■ **WHAT IS NEEDED**: State only how many lines contain the string "triangle".
[begin DATA]
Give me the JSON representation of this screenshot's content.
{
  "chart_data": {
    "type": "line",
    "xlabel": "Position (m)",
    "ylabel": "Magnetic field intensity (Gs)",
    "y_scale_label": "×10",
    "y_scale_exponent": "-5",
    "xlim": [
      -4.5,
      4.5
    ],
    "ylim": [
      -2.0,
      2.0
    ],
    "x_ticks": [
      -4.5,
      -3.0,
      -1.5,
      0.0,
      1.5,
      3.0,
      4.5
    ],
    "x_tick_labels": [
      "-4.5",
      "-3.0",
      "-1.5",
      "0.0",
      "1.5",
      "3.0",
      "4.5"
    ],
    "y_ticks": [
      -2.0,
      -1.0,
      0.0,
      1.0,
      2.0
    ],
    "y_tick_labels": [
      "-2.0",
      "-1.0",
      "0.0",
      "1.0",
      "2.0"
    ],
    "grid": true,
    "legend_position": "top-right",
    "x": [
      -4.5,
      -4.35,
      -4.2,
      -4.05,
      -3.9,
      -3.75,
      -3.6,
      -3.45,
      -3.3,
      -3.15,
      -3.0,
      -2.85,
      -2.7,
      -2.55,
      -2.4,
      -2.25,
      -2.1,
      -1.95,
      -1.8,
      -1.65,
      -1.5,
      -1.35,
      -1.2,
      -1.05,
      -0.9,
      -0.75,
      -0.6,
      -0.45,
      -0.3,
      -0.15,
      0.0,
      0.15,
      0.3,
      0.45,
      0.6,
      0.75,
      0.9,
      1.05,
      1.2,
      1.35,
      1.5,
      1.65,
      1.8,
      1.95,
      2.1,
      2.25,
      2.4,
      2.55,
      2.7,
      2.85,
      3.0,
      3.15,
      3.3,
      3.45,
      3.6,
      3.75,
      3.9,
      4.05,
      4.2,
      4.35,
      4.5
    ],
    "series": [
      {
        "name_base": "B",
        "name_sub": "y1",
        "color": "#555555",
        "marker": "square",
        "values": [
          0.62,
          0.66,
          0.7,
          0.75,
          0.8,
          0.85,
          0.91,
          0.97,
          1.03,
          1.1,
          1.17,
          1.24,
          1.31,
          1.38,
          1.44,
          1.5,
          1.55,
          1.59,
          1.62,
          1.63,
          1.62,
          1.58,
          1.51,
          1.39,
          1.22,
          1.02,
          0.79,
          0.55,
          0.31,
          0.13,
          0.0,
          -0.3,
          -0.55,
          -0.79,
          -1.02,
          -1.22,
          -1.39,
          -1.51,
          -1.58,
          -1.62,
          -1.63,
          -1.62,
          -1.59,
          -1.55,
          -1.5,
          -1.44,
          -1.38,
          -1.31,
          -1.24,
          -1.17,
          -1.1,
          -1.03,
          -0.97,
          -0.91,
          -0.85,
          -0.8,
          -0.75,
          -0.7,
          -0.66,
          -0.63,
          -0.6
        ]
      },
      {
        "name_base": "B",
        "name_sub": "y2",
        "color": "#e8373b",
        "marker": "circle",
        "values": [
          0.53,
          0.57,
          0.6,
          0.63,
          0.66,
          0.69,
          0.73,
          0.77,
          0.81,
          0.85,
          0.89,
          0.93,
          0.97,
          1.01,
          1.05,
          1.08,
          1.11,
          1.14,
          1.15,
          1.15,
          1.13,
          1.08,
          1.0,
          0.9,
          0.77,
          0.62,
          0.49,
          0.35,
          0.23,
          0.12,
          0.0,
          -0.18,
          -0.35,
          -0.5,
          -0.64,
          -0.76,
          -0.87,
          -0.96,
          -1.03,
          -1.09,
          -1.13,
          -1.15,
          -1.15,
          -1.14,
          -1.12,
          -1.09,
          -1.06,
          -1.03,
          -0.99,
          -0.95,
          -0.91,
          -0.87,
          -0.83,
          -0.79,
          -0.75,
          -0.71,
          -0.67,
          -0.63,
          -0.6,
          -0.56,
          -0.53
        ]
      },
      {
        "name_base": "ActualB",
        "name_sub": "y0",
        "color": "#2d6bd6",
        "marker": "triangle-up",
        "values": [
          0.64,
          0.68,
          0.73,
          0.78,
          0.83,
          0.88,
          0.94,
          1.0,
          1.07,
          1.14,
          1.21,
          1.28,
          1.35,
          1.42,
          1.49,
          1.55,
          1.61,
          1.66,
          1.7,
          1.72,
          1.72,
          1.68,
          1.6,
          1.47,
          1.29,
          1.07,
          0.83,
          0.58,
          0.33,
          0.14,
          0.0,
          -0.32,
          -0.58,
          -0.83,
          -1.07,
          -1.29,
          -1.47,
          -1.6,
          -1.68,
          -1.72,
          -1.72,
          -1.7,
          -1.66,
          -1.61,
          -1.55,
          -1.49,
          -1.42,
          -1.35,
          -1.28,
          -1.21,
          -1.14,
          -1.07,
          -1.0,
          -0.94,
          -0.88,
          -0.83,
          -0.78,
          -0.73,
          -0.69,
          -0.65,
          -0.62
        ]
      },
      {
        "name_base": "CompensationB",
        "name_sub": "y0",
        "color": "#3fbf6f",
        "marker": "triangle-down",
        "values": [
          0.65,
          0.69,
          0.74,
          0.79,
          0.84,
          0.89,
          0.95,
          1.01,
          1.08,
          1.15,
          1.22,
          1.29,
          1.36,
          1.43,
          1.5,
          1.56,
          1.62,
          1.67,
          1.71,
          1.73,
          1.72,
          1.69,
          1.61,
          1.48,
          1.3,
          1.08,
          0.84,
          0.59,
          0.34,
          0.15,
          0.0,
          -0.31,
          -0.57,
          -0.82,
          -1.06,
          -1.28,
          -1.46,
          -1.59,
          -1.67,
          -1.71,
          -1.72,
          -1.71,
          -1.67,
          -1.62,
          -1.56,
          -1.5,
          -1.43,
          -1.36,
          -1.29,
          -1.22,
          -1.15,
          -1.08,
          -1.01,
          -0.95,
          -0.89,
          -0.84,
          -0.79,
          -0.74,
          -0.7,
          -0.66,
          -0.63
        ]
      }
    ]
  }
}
[end DATA]
■ **REPLY**: 2